BRIEF
In the entries below, count every line with the string "przypadku". State the count and nothing else.

SUPPLIED RECORDS
######

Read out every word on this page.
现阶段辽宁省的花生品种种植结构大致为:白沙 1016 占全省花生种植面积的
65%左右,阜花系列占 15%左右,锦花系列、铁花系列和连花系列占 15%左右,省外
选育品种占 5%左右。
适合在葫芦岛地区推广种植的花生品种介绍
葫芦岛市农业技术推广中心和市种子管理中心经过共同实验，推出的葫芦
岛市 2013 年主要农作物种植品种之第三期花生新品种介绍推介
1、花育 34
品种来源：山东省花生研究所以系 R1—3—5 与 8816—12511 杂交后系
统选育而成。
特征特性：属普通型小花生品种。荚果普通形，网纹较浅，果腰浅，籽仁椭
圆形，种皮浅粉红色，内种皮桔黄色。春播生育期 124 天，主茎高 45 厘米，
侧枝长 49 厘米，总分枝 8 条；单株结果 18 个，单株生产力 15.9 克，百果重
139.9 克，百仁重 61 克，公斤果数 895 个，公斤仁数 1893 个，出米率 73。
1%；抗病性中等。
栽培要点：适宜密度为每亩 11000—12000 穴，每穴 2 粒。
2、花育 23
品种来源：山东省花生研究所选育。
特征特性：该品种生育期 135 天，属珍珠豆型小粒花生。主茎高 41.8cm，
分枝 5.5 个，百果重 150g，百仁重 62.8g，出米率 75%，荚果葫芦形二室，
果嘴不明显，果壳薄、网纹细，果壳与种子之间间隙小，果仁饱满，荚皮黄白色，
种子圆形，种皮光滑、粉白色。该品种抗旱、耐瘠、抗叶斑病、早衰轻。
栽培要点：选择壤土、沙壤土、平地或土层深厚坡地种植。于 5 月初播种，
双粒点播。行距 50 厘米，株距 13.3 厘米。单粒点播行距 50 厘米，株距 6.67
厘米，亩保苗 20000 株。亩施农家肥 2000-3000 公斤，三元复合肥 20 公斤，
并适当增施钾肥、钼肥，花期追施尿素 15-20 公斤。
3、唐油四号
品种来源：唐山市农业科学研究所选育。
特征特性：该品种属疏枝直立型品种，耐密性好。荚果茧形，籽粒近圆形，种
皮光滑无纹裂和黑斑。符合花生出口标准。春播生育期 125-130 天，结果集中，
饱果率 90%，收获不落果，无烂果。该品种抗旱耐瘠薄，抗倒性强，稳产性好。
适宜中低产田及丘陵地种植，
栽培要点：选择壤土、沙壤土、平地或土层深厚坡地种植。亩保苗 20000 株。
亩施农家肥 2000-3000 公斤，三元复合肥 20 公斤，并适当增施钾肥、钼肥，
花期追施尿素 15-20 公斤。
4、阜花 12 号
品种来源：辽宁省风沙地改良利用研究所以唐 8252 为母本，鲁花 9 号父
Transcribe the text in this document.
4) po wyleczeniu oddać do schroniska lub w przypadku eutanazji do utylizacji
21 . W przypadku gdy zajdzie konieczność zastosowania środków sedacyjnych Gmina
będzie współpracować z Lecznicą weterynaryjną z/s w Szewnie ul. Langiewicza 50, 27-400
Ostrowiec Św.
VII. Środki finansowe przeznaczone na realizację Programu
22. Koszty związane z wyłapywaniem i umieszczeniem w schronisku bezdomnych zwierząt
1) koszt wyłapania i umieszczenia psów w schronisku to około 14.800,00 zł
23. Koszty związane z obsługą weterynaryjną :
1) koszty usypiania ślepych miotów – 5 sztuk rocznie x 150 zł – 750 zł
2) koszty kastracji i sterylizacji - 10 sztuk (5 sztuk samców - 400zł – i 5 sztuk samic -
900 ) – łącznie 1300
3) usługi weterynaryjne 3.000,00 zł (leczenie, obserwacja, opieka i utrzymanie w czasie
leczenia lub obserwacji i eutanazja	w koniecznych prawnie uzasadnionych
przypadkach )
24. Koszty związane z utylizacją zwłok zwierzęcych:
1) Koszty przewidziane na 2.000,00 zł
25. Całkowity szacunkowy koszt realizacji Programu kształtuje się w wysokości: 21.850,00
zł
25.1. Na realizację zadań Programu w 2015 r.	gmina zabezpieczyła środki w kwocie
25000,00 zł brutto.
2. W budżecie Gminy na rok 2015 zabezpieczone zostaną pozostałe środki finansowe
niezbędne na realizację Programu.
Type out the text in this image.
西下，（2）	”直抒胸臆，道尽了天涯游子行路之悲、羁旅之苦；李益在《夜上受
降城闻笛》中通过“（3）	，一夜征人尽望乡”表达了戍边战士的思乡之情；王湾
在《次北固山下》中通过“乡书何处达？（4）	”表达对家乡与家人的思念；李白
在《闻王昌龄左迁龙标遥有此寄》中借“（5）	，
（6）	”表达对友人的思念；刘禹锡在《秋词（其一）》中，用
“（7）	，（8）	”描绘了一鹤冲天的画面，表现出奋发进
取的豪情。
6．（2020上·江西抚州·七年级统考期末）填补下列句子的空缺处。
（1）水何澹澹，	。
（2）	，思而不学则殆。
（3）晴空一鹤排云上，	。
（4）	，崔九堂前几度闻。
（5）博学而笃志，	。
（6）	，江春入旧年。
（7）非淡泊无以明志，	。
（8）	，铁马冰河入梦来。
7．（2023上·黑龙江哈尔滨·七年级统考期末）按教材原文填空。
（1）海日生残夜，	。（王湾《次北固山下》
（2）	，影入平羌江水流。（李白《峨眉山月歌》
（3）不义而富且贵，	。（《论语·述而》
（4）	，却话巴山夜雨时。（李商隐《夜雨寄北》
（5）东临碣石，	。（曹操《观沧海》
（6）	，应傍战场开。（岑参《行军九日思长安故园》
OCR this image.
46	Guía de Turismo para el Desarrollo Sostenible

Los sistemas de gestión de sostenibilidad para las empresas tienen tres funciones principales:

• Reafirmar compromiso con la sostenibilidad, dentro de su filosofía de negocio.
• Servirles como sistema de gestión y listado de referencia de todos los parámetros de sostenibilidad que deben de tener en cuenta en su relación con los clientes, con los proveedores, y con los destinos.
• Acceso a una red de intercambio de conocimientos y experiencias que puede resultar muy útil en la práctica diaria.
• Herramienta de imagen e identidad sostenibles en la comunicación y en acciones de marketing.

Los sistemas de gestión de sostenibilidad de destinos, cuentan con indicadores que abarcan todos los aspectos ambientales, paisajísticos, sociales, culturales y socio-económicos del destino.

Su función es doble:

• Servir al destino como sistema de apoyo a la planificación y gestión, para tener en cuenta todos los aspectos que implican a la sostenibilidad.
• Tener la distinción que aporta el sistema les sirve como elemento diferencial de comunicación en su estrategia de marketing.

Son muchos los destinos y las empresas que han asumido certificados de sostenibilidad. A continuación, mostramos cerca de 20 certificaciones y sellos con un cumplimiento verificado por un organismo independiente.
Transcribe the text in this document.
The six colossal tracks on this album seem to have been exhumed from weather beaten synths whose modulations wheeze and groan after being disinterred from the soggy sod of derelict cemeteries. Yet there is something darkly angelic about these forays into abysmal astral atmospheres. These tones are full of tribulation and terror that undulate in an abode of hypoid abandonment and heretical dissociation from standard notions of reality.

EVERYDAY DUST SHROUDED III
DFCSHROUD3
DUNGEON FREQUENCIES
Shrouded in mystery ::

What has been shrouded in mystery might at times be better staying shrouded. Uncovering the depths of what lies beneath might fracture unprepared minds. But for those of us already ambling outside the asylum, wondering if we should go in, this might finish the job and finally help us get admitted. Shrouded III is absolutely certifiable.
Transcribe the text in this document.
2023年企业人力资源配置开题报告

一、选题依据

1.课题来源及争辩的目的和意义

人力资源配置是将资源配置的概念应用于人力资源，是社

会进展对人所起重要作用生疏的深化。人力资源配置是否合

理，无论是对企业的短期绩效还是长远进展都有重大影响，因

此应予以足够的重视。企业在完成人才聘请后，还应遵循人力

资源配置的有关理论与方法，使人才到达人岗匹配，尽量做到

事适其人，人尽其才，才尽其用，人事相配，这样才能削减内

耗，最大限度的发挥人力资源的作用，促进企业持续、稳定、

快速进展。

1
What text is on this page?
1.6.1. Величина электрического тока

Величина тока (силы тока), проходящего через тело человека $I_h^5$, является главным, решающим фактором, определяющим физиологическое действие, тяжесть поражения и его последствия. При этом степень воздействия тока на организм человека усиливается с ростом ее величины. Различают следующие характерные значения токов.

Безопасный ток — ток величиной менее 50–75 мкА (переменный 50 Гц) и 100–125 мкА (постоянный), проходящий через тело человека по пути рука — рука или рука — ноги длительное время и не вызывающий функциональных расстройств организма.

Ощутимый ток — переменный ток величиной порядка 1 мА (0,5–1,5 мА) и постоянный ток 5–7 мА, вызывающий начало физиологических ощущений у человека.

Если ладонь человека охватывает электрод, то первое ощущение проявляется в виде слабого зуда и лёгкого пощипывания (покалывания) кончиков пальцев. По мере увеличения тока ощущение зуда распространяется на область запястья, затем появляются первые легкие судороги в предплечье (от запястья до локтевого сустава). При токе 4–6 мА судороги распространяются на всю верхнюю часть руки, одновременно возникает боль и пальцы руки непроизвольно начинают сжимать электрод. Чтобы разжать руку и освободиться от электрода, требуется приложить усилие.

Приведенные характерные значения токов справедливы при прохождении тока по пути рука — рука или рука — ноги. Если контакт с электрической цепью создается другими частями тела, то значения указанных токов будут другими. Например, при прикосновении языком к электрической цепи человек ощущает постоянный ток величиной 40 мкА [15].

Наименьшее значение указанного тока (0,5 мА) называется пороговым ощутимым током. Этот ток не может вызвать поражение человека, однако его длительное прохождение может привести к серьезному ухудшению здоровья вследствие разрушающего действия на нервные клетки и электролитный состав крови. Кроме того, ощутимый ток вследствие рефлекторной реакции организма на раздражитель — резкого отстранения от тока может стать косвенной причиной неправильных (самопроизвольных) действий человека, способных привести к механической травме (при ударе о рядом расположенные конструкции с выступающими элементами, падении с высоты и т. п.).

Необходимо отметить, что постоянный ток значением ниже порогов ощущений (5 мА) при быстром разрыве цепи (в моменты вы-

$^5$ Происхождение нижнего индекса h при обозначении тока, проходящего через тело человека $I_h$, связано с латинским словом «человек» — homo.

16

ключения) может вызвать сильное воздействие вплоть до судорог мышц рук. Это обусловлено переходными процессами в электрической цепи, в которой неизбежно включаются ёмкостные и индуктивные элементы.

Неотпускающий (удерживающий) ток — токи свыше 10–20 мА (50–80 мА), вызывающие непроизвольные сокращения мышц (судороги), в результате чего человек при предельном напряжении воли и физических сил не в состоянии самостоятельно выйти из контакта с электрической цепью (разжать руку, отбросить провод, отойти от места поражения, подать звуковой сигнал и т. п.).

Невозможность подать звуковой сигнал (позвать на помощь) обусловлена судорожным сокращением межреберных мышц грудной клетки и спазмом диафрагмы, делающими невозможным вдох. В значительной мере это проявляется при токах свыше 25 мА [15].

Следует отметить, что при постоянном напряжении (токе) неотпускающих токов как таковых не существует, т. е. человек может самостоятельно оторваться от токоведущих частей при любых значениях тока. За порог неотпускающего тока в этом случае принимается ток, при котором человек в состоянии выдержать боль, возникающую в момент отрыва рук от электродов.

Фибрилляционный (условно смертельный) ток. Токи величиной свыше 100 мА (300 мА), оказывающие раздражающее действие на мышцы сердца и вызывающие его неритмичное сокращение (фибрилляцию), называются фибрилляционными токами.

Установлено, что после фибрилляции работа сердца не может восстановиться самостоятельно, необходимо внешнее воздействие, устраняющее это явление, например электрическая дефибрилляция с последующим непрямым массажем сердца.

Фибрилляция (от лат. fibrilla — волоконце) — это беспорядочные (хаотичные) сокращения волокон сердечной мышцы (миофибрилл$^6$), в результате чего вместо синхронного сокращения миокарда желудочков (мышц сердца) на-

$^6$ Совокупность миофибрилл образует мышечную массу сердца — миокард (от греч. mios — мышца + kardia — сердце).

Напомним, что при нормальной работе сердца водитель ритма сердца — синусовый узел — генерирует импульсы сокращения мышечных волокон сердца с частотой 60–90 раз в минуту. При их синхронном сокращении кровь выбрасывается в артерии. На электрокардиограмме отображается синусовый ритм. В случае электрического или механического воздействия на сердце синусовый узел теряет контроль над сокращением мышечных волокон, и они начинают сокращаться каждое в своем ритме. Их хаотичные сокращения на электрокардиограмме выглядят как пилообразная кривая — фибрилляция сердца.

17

######

EXERCISE SOLUTION
2